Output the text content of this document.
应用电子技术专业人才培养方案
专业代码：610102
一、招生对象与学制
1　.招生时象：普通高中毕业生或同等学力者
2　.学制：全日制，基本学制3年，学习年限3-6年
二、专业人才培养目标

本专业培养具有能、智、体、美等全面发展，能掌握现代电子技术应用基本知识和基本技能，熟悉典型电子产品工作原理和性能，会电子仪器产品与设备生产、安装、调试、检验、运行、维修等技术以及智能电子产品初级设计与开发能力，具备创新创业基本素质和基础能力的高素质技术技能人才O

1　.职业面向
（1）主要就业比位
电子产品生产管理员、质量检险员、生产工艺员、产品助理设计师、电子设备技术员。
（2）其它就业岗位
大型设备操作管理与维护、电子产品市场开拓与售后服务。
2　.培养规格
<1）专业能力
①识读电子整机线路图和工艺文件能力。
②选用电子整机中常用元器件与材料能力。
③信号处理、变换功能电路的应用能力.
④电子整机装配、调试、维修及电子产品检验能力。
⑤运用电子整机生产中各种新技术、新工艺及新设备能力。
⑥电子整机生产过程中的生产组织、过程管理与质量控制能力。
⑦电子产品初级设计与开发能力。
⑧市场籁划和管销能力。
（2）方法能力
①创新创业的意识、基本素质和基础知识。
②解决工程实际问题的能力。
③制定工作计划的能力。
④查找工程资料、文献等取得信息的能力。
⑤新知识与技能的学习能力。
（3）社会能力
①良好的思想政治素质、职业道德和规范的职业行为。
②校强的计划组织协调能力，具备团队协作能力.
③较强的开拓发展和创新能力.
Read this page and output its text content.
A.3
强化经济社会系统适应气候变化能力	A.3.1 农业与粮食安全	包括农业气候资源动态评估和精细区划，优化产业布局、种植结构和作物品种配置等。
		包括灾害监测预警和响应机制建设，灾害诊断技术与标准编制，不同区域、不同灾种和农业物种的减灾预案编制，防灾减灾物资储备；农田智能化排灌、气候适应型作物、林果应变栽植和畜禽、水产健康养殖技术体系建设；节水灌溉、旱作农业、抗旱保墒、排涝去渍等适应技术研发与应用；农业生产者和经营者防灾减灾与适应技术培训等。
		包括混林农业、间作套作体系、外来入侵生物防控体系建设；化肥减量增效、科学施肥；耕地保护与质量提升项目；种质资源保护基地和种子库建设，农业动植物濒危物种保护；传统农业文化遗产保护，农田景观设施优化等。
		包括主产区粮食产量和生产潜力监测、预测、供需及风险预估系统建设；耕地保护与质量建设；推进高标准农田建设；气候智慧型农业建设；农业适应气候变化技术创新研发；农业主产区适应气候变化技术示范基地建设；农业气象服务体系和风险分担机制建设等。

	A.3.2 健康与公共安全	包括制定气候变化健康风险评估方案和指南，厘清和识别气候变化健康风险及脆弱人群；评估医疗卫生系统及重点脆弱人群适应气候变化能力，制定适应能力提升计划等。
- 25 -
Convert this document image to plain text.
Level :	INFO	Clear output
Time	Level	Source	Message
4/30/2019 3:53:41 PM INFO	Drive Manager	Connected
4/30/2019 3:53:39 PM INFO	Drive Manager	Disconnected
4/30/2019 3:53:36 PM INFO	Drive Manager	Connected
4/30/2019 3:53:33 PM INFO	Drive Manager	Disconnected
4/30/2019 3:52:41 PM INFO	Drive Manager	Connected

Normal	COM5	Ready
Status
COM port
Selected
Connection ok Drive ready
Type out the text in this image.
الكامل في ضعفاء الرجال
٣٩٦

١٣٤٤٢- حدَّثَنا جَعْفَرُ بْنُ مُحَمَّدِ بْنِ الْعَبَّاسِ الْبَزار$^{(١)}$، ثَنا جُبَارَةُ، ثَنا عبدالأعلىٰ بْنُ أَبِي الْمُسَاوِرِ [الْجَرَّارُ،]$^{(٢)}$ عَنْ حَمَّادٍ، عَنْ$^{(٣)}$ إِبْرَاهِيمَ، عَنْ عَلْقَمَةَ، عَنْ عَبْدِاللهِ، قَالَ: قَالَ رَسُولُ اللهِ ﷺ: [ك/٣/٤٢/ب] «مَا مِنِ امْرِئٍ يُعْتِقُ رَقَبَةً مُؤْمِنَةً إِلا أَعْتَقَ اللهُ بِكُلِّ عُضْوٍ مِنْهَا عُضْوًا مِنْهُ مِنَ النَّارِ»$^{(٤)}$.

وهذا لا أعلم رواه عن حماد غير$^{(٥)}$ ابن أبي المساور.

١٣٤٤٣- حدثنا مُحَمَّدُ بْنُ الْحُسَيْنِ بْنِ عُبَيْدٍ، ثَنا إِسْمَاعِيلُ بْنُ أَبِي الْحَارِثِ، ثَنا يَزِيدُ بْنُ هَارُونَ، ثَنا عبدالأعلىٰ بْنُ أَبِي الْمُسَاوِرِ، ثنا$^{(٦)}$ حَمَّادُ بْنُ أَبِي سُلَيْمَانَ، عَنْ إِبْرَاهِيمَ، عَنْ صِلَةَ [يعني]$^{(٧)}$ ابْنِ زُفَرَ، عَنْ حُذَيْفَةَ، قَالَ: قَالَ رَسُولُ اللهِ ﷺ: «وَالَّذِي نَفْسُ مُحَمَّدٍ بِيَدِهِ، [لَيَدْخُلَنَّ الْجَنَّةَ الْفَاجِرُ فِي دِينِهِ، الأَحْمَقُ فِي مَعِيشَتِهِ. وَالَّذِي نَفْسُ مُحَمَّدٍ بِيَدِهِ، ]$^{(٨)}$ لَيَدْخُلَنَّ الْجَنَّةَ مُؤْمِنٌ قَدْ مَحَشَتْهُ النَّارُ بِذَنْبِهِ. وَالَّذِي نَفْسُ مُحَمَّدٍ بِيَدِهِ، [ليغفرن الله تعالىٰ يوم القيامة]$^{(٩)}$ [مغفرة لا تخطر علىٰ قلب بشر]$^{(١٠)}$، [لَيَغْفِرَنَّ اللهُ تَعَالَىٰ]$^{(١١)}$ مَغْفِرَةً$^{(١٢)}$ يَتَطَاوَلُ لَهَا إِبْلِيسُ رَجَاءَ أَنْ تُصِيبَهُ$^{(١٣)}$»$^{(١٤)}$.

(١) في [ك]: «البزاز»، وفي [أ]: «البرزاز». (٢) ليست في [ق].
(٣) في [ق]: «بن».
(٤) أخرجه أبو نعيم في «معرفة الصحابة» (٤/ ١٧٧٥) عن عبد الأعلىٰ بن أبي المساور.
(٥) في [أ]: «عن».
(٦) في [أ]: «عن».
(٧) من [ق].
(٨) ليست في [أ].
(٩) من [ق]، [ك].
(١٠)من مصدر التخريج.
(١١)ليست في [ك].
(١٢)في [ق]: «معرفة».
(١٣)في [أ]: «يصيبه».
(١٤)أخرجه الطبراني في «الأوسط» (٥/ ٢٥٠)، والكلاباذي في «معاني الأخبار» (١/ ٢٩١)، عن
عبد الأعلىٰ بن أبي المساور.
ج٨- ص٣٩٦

* * * * * * *

THE EXERCISE → Extract all of the material exactly as it is written.

SOLUTION →
Output the text content of this document.
应用电子技术专业人才培养方案
专业代码：610102
一、招生对象与学制
1　.招生时象：普通高中毕业生或同等学力者
2　.学制：全日制，基本学制3年，学习年限3-6年
二、专业人才培养目标

本专业培养具有能、智、体、美等全面发展，能掌握现代电子技术应用基本知识和基本技能，熟悉典型电子产品工作原理和性能，会电子仪器产品与设备生产、安装、调试、检验、运行、维修等技术以及智能电子产品初级设计与开发能力，具备创新创业基本素质和基础能力的高素质技术技能人才O

1　.职业面向
（1）主要就业比位
电子产品生产管理员、质量检险员、生产工艺员、产品助理设计师、电子设备技术员。
（2）其它就业岗位
大型设备操作管理与维护、电子产品市场开拓与售后服务。
2　.培养规格
<1）专业能力
①识读电子整机线路图和工艺文件能力。
②选用电子整机中常用元器件与材料能力。
③信号处理、变换功能电路的应用能力.
④电子整机装配、调试、维修及电子产品检验能力。
⑤运用电子整机生产中各种新技术、新工艺及新设备能力。
⑥电子整机生产过程中的生产组织、过程管理与质量控制能力。
⑦电子产品初级设计与开发能力。
⑧市场籁划和管销能力。
（2）方法能力
①创新创业的意识、基本素质和基础知识。
②解决工程实际问题的能力。
③制定工作计划的能力。
④查找工程资料、文献等取得信息的能力。
⑤新知识与技能的学习能力。
（3）社会能力
①良好的思想政治素质、职业道德和规范的职业行为。
②校强的计划组织协调能力，具备团队协作能力.
③较强的开拓发展和创新能力.
Read this page and output its text content.
A.3
强化经济社会系统适应气候变化能力	A.3.1 农业与粮食安全	包括农业气候资源动态评估和精细区划，优化产业布局、种植结构和作物品种配置等。
		包括灾害监测预警和响应机制建设，灾害诊断技术与标准编制，不同区域、不同灾种和农业物种的减灾预案编制，防灾减灾物资储备；农田智能化排灌、气候适应型作物、林果应变栽植和畜禽、水产健康养殖技术体系建设；节水灌溉、旱作农业、抗旱保墒、排涝去渍等适应技术研发与应用；农业生产者和经营者防灾减灾与适应技术培训等。
		包括混林农业、间作套作体系、外来入侵生物防控体系建设；化肥减量增效、科学施肥；耕地保护与质量提升项目；种质资源保护基地和种子库建设，农业动植物濒危物种保护；传统农业文化遗产保护，农田景观设施优化等。
		包括主产区粮食产量和生产潜力监测、预测、供需及风险预估系统建设；耕地保护与质量建设；推进高标准农田建设；气候智慧型农业建设；农业适应气候变化技术创新研发；农业主产区适应气候变化技术示范基地建设；农业气象服务体系和风险分担机制建设等。

	A.3.2 健康与公共安全	包括制定气候变化健康风险评估方案和指南，厘清和识别气候变化健康风险及脆弱人群；评估医疗卫生系统及重点脆弱人群适应气候变化能力，制定适应能力提升计划等。
- 25 -
Convert this document image to plain text.
Level :	INFO	Clear output
Time	Level	Source	Message
4/30/2019 3:53:41 PM INFO	Drive Manager	Connected
4/30/2019 3:53:39 PM INFO	Drive Manager	Disconnected
4/30/2019 3:53:36 PM INFO	Drive Manager	Connected
4/30/2019 3:53:33 PM INFO	Drive Manager	Disconnected
4/30/2019 3:52:41 PM INFO	Drive Manager	Connected

Normal	COM5	Ready
Status
COM port
Selected
Connection ok Drive ready
Type out the text in this image.
الكامل في ضعفاء الرجال
٣٩٦

١٣٤٤٢- حدَّثَنا جَعْفَرُ بْنُ مُحَمَّدِ بْنِ الْعَبَّاسِ الْبَزار$^{(١)}$، ثَنا جُبَارَةُ، ثَنا عبدالأعلىٰ بْنُ أَبِي الْمُسَاوِرِ [الْجَرَّارُ،]$^{(٢)}$ عَنْ حَمَّادٍ، عَنْ$^{(٣)}$ إِبْرَاهِيمَ، عَنْ عَلْقَمَةَ، عَنْ عَبْدِاللهِ، قَالَ: قَالَ رَسُولُ اللهِ ﷺ: [ك/٣/٤٢/ب] «مَا مِنِ امْرِئٍ يُعْتِقُ رَقَبَةً مُؤْمِنَةً إِلا أَعْتَقَ اللهُ بِكُلِّ عُضْوٍ مِنْهَا عُضْوًا مِنْهُ مِنَ النَّارِ»$^{(٤)}$.

وهذا لا أعلم رواه عن حماد غير$^{(٥)}$ ابن أبي المساور.

١٣٤٤٣- حدثنا مُحَمَّدُ بْنُ الْحُسَيْنِ بْنِ عُبَيْدٍ، ثَنا إِسْمَاعِيلُ بْنُ أَبِي الْحَارِثِ، ثَنا يَزِيدُ بْنُ هَارُونَ، ثَنا عبدالأعلىٰ بْنُ أَبِي الْمُسَاوِرِ، ثنا$^{(٦)}$ حَمَّادُ بْنُ أَبِي سُلَيْمَانَ، عَنْ إِبْرَاهِيمَ، عَنْ صِلَةَ [يعني]$^{(٧)}$ ابْنِ زُفَرَ، عَنْ حُذَيْفَةَ، قَالَ: قَالَ رَسُولُ اللهِ ﷺ: «وَالَّذِي نَفْسُ مُحَمَّدٍ بِيَدِهِ، [لَيَدْخُلَنَّ الْجَنَّةَ الْفَاجِرُ فِي دِينِهِ، الأَحْمَقُ فِي مَعِيشَتِهِ. وَالَّذِي نَفْسُ مُحَمَّدٍ بِيَدِهِ، ]$^{(٨)}$ لَيَدْخُلَنَّ الْجَنَّةَ مُؤْمِنٌ قَدْ مَحَشَتْهُ النَّارُ بِذَنْبِهِ. وَالَّذِي نَفْسُ مُحَمَّدٍ بِيَدِهِ، [ليغفرن الله تعالىٰ يوم القيامة]$^{(٩)}$ [مغفرة لا تخطر علىٰ قلب بشر]$^{(١٠)}$، [لَيَغْفِرَنَّ اللهُ تَعَالَىٰ]$^{(١١)}$ مَغْفِرَةً$^{(١٢)}$ يَتَطَاوَلُ لَهَا إِبْلِيسُ رَجَاءَ أَنْ تُصِيبَهُ$^{(١٣)}$»$^{(١٤)}$.

(١) في [ك]: «البزاز»، وفي [أ]: «البرزاز». (٢) ليست في [ق].
(٣) في [ق]: «بن».
(٤) أخرجه أبو نعيم في «معرفة الصحابة» (٤/ ١٧٧٥) عن عبد الأعلىٰ بن أبي المساور.
(٥) في [أ]: «عن».
(٦) في [أ]: «عن».
(٧) من [ق].
(٨) ليست في [أ].
(٩) من [ق]، [ك].
(١٠)من مصدر التخريج.
(١١)ليست في [ك].
(١٢)في [ق]: «معرفة».
(١٣)في [أ]: «يصيبه».
(١٤)أخرجه الطبراني في «الأوسط» (٥/ ٢٥٠)، والكلاباذي في «معاني الأخبار» (١/ ٢٩١)، عن
عبد الأعلىٰ بن أبي المساور.
ج٨- ص٣٩٦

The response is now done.